Data entries

-- Begin --

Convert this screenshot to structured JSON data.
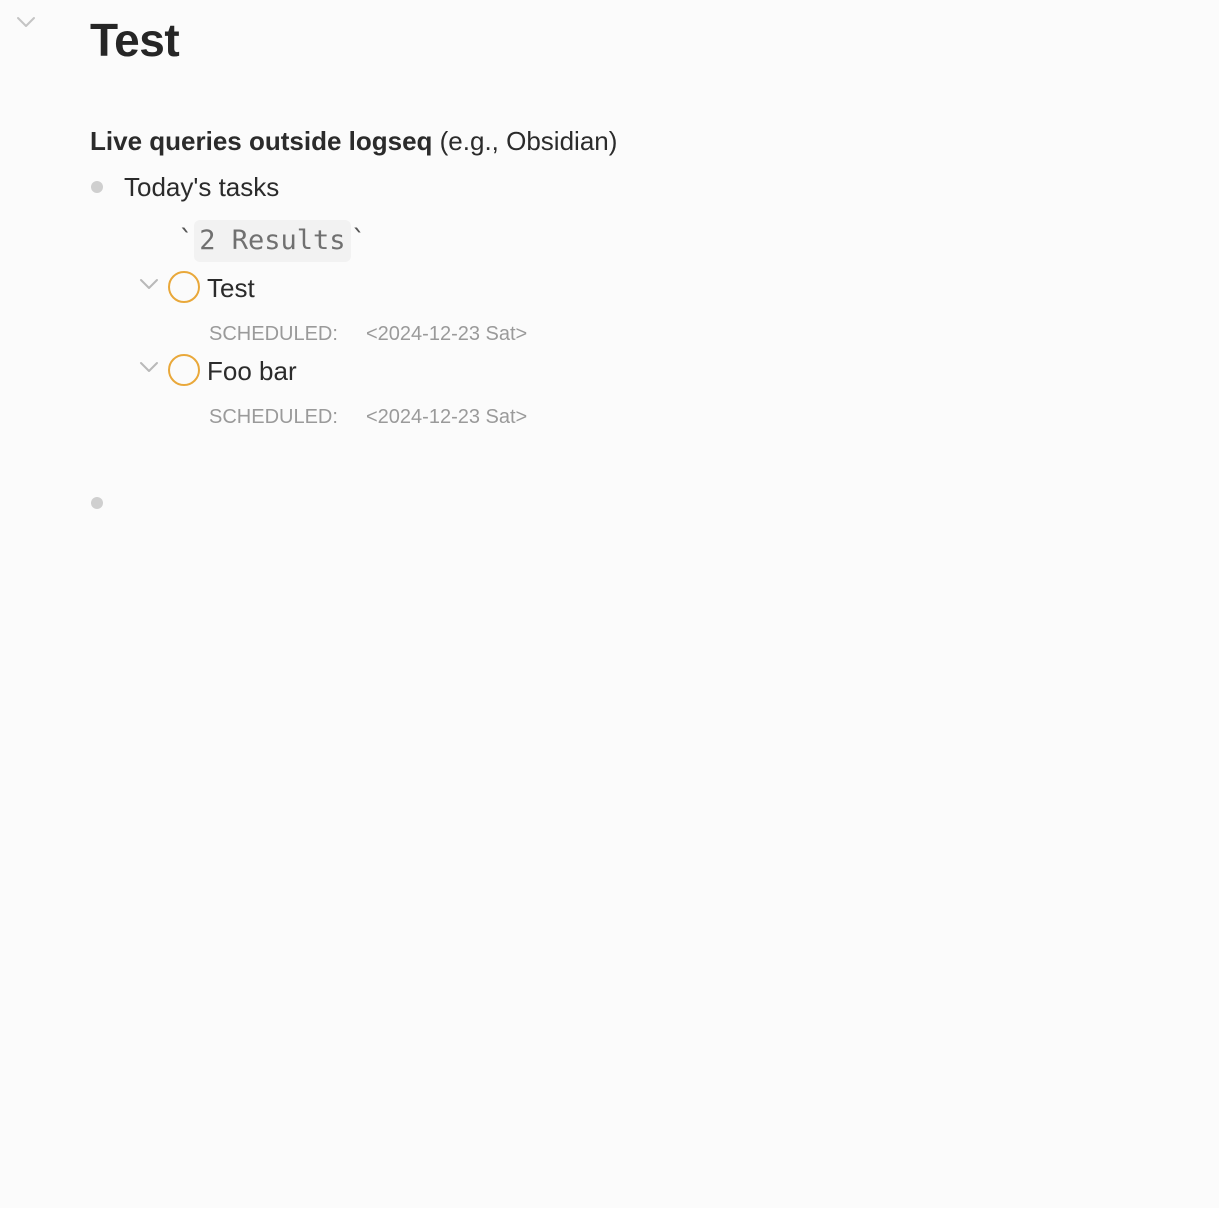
{
  "page": {
    "title": "Test"
  },
  "heading": {
    "bold": "Live queries outside logseq",
    "normal": " (e.g., Obsidian)"
  },
  "block": {
    "text": "Today's tasks"
  },
  "query": {
    "tick_open": "`",
    "results": "2 Results",
    "tick_close": "`"
  },
  "tasks": [
    {
      "title": "Test",
      "scheduled_label": "SCHEDULED:",
      "scheduled_value": "<2024-12-23 Sat>"
    },
    {
      "title": "Foo bar",
      "scheduled_label": "SCHEDULED:",
      "scheduled_value": "<2024-12-23 Sat>"
    }
  ],
  "colors": {
    "todo_circle": "#e9a83a",
    "bullet": "#cfcfcf",
    "muted_text": "#9a9a9a",
    "background": "#fbfbfb"
  },
  "icons": {
    "page_collapse": "chevron-down-icon",
    "task_collapse": "chevron-down-icon",
    "task_marker": "todo-circle-icon",
    "block_bullet": "bullet-dot-icon"
  }
}
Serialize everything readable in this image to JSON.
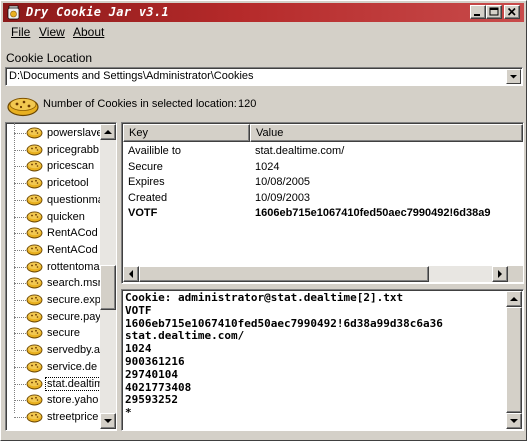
{
  "window": {
    "title": "Dry Cookie Jar v3.1",
    "colors": {
      "titlebar": "#8b1a1a",
      "face": "#d4d0c8",
      "cookie": "#e8b020"
    }
  },
  "menu": {
    "file": "File",
    "view": "View",
    "about": "About"
  },
  "location": {
    "label": "Cookie Location",
    "value": "D:\\Documents and Settings\\Administrator\\Cookies"
  },
  "count": {
    "label": "Number of Cookies in selected location:",
    "value": "120"
  },
  "tree": {
    "items": [
      {
        "label": "powerslave"
      },
      {
        "label": "pricegrabb"
      },
      {
        "label": "pricescan"
      },
      {
        "label": "pricetool"
      },
      {
        "label": "questionma"
      },
      {
        "label": "quicken"
      },
      {
        "label": "RentACod"
      },
      {
        "label": "RentACod"
      },
      {
        "label": "rottentoma"
      },
      {
        "label": "search.msr"
      },
      {
        "label": "secure.exp"
      },
      {
        "label": "secure.pay"
      },
      {
        "label": "secure"
      },
      {
        "label": "servedby.a"
      },
      {
        "label": "service.de"
      },
      {
        "label": "stat.dealtim"
      },
      {
        "label": "store.yaho"
      },
      {
        "label": "streetprice"
      }
    ],
    "selected_index": 15
  },
  "details": {
    "headers": {
      "key": "Key",
      "value": "Value"
    },
    "rows": [
      {
        "key": "Availible to",
        "value": "stat.dealtime.com/",
        "bold": false
      },
      {
        "key": "Secure",
        "value": "1024",
        "bold": false
      },
      {
        "key": "Expires",
        "value": "10/08/2005",
        "bold": false
      },
      {
        "key": "Created",
        "value": "10/09/2003",
        "bold": false
      },
      {
        "key": "VOTF",
        "value": "1606eb715e1067410fed50aec7990492!6d38a9",
        "bold": true
      }
    ]
  },
  "raw": {
    "lines": [
      "Cookie: administrator@stat.dealtime[2].txt",
      "VOTF",
      "1606eb715e1067410fed50aec7990492!6d38a99d38c6a36",
      "stat.dealtime.com/",
      "1024",
      "900361216",
      "29740104",
      "4021773408",
      "29593252",
      "*"
    ]
  }
}
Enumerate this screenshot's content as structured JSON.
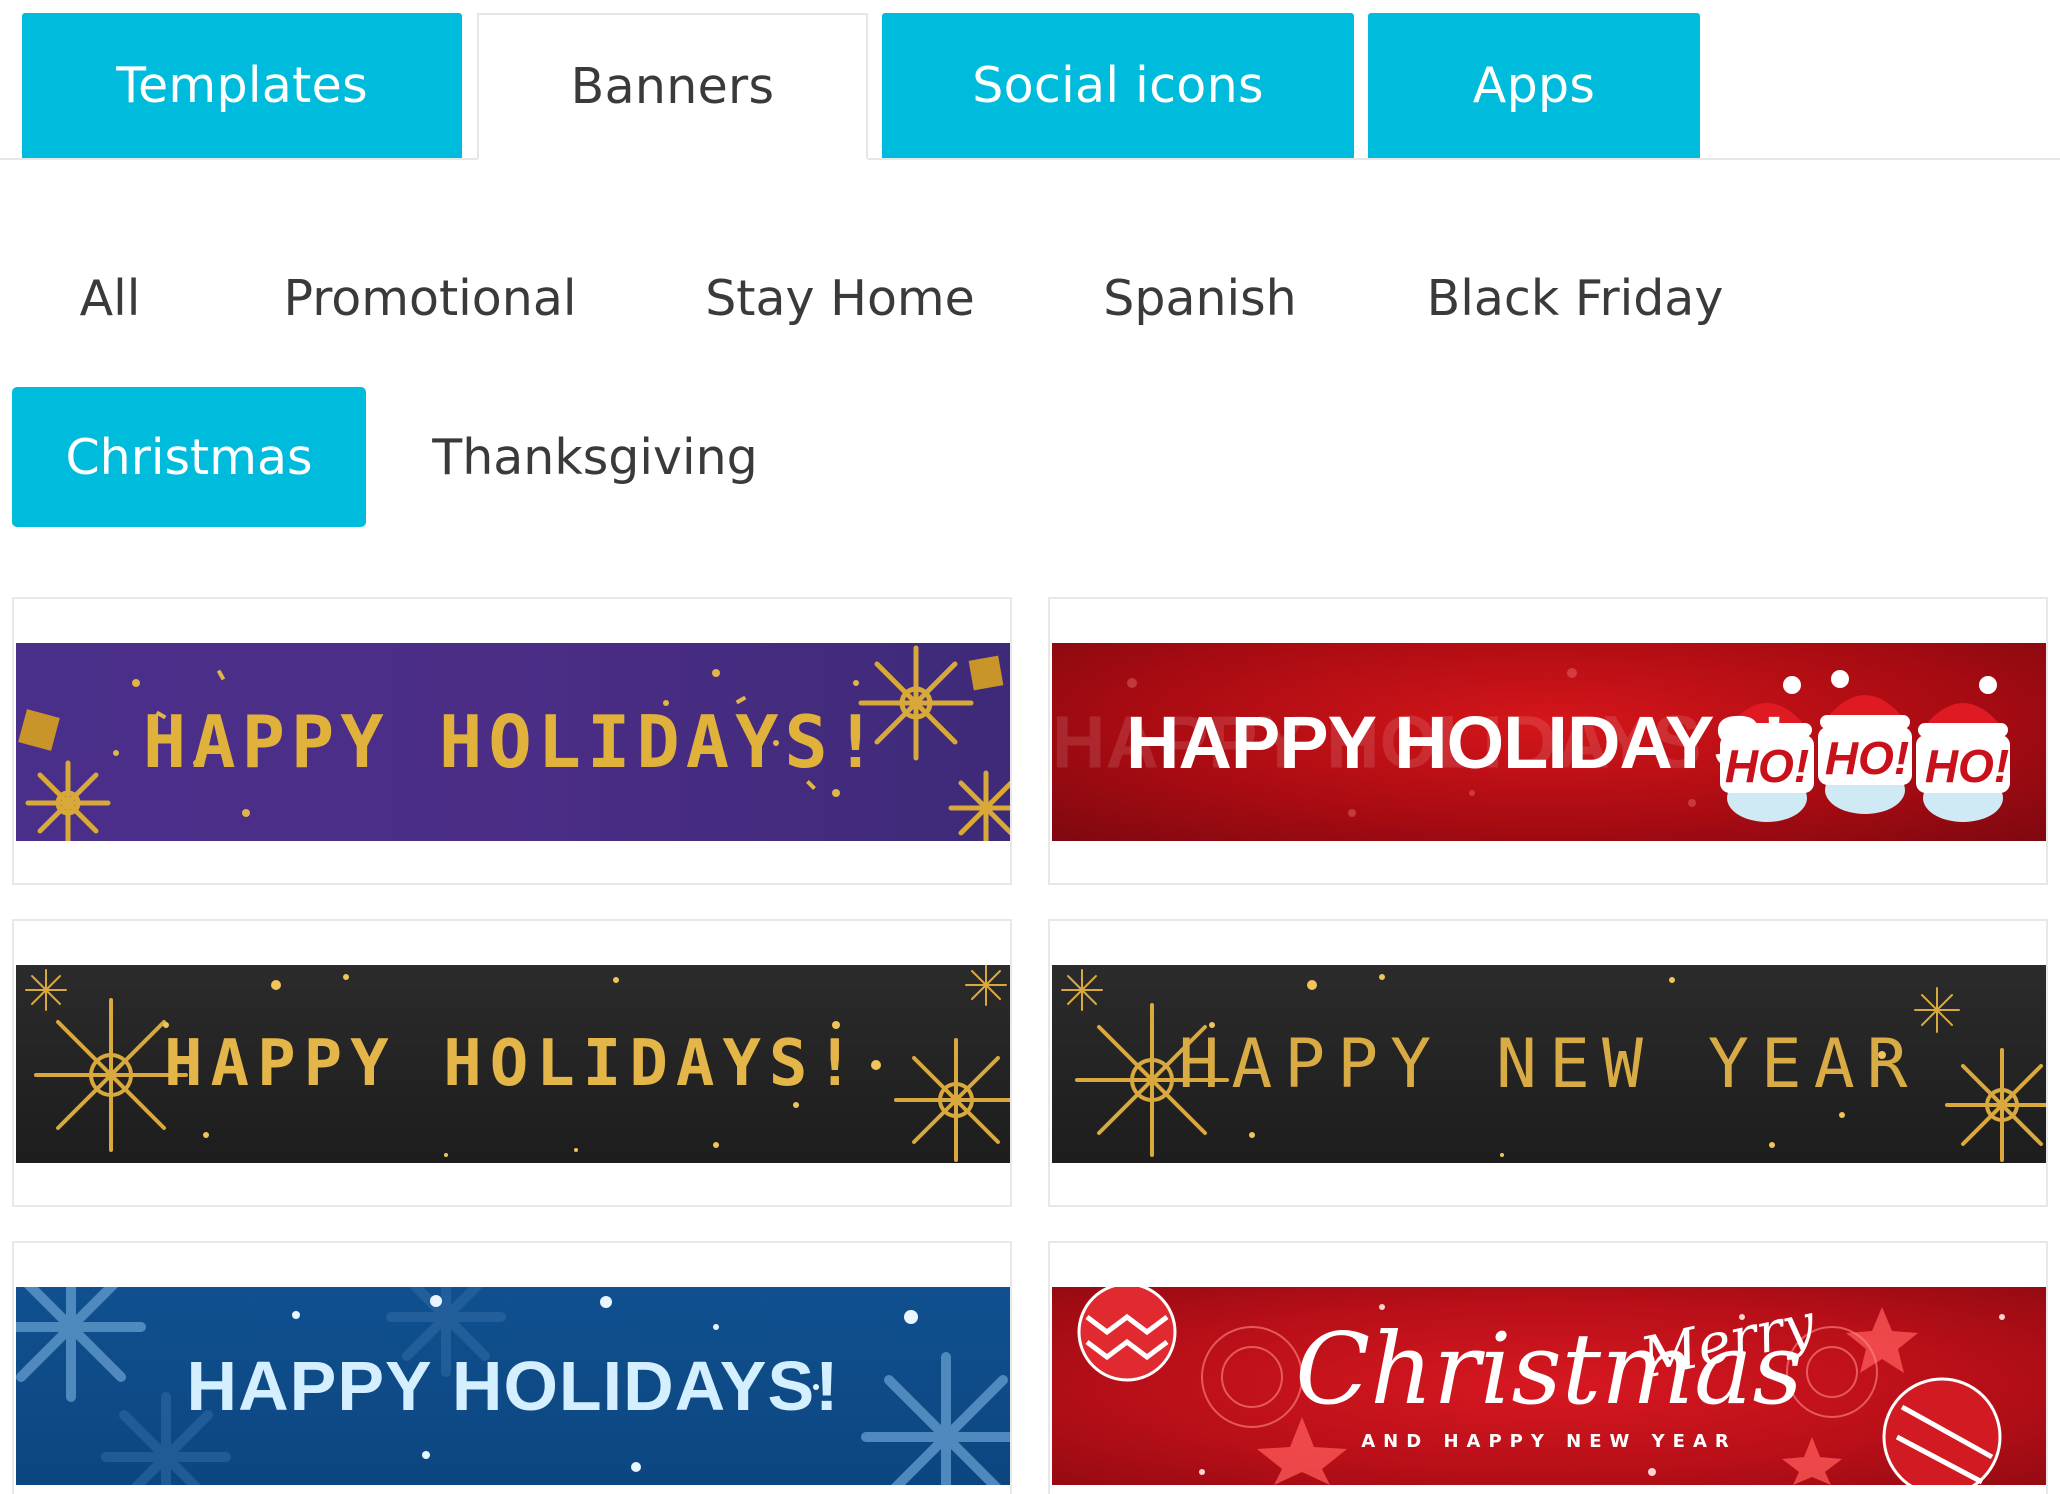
{
  "tabs": [
    {
      "label": "Templates",
      "state": "filled"
    },
    {
      "label": "Banners",
      "state": "active"
    },
    {
      "label": "Social icons",
      "state": "filled"
    },
    {
      "label": "Apps",
      "state": "filled"
    }
  ],
  "filters": [
    {
      "label": "All"
    },
    {
      "label": "Promotional"
    },
    {
      "label": "Stay Home"
    },
    {
      "label": "Spanish"
    },
    {
      "label": "Black Friday"
    },
    {
      "label": "Christmas",
      "selected": true
    },
    {
      "label": "Thanksgiving"
    }
  ],
  "banners": [
    {
      "text": "HAPPY HOLIDAYS!",
      "style": "purple-gold"
    },
    {
      "text": "HAPPY HOLIDAYS!",
      "ghost": "HAPPY HOLIDAYS",
      "badge": [
        "HO!",
        "HO!",
        "HO!"
      ],
      "style": "red-santa"
    },
    {
      "text": "HAPPY HOLIDAYS!",
      "style": "black-gold"
    },
    {
      "text": "HAPPY NEW YEAR",
      "style": "black-gold-thin"
    },
    {
      "text": "HAPPY HOLIDAYS!",
      "style": "blue-snow"
    },
    {
      "script": "Christmas",
      "merry": "Merry",
      "sub": "AND HAPPY NEW YEAR",
      "style": "red-ornaments"
    }
  ],
  "colors": {
    "accent": "#00bcdc",
    "gold": "#e0b23c",
    "purple": "#4a2f8a",
    "red": "#c8111a",
    "dark": "#222222",
    "blue": "#0f4d8c"
  }
}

-- End --

> Given exercise
Copy the whole of the material above exactly, but not its images.

> Task solution
Convert this screenshot to structured JSON data.
{
  "page": {
    "title": "Test"
  },
  "heading": {
    "bold": "Live queries outside logseq",
    "normal": " (e.g., Obsidian)"
  },
  "block": {
    "text": "Today's tasks"
  },
  "query": {
    "tick_open": "`",
    "results": "2 Results",
    "tick_close": "`"
  },
  "tasks": [
    {
      "title": "Test",
      "scheduled_label": "SCHEDULED:",
      "scheduled_value": "<2024-12-23 Sat>"
    },
    {
      "title": "Foo bar",
      "scheduled_label": "SCHEDULED:",
      "scheduled_value": "<2024-12-23 Sat>"
    }
  ],
  "colors": {
    "todo_circle": "#e9a83a",
    "bullet": "#cfcfcf",
    "muted_text": "#9a9a9a",
    "background": "#fbfbfb"
  },
  "icons": {
    "page_collapse": "chevron-down-icon",
    "task_collapse": "chevron-down-icon",
    "task_marker": "todo-circle-icon",
    "block_bullet": "bullet-dot-icon"
  }
}
Serialize everything readable in this image to JSON.
{
  "window": {
    "title": "Dry Cookie Jar v3.1",
    "colors": {
      "titlebar": "#8b1a1a",
      "face": "#d4d0c8",
      "cookie": "#e8b020"
    }
  },
  "menu": {
    "file": "File",
    "view": "View",
    "about": "About"
  },
  "location": {
    "label": "Cookie Location",
    "value": "D:\\Documents and Settings\\Administrator\\Cookies"
  },
  "count": {
    "label": "Number of Cookies in selected location:",
    "value": "120"
  },
  "tree": {
    "items": [
      {
        "label": "powerslave"
      },
      {
        "label": "pricegrabb"
      },
      {
        "label": "pricescan"
      },
      {
        "label": "pricetool"
      },
      {
        "label": "questionma"
      },
      {
        "label": "quicken"
      },
      {
        "label": "RentACod"
      },
      {
        "label": "RentACod"
      },
      {
        "label": "rottentoma"
      },
      {
        "label": "search.msr"
      },
      {
        "label": "secure.exp"
      },
      {
        "label": "secure.pay"
      },
      {
        "label": "secure"
      },
      {
        "label": "servedby.a"
      },
      {
        "label": "service.de"
      },
      {
        "label": "stat.dealtim"
      },
      {
        "label": "store.yaho"
      },
      {
        "label": "streetprice"
      }
    ],
    "selected_index": 15
  },
  "details": {
    "headers": {
      "key": "Key",
      "value": "Value"
    },
    "rows": [
      {
        "key": "Availible to",
        "value": "stat.dealtime.com/",
        "bold": false
      },
      {
        "key": "Secure",
        "value": "1024",
        "bold": false
      },
      {
        "key": "Expires",
        "value": "10/08/2005",
        "bold": false
      },
      {
        "key": "Created",
        "value": "10/09/2003",
        "bold": false
      },
      {
        "key": "VOTF",
        "value": "1606eb715e1067410fed50aec7990492!6d38a9",
        "bold": true
      }
    ]
  },
  "raw": {
    "lines": [
      "Cookie: administrator@stat.dealtime[2].txt",
      "VOTF",
      "1606eb715e1067410fed50aec7990492!6d38a99d38c6a36",
      "stat.dealtime.com/",
      "1024",
      "900361216",
      "29740104",
      "4021773408",
      "29593252",
      "*"
    ]
  }
}
Enumerate this screenshot's content as structured JSON.
{
  "tabs": [
    {
      "label": "Templates",
      "state": "filled"
    },
    {
      "label": "Banners",
      "state": "active"
    },
    {
      "label": "Social icons",
      "state": "filled"
    },
    {
      "label": "Apps",
      "state": "filled"
    }
  ],
  "filters": [
    {
      "label": "All"
    },
    {
      "label": "Promotional"
    },
    {
      "label": "Stay Home"
    },
    {
      "label": "Spanish"
    },
    {
      "label": "Black Friday"
    },
    {
      "label": "Christmas",
      "selected": true
    },
    {
      "label": "Thanksgiving"
    }
  ],
  "banners": [
    {
      "text": "HAPPY HOLIDAYS!",
      "style": "purple-gold"
    },
    {
      "text": "HAPPY HOLIDAYS!",
      "ghost": "HAPPY HOLIDAYS",
      "badge": [
        "HO!",
        "HO!",
        "HO!"
      ],
      "style": "red-santa"
    },
    {
      "text": "HAPPY HOLIDAYS!",
      "style": "black-gold"
    },
    {
      "text": "HAPPY NEW YEAR",
      "style": "black-gold-thin"
    },
    {
      "text": "HAPPY HOLIDAYS!",
      "style": "blue-snow"
    },
    {
      "script": "Christmas",
      "merry": "Merry",
      "sub": "AND HAPPY NEW YEAR",
      "style": "red-ornaments"
    }
  ],
  "colors": {
    "accent": "#00bcdc",
    "gold": "#e0b23c",
    "purple": "#4a2f8a",
    "red": "#c8111a",
    "dark": "#222222",
    "blue": "#0f4d8c"
  }
}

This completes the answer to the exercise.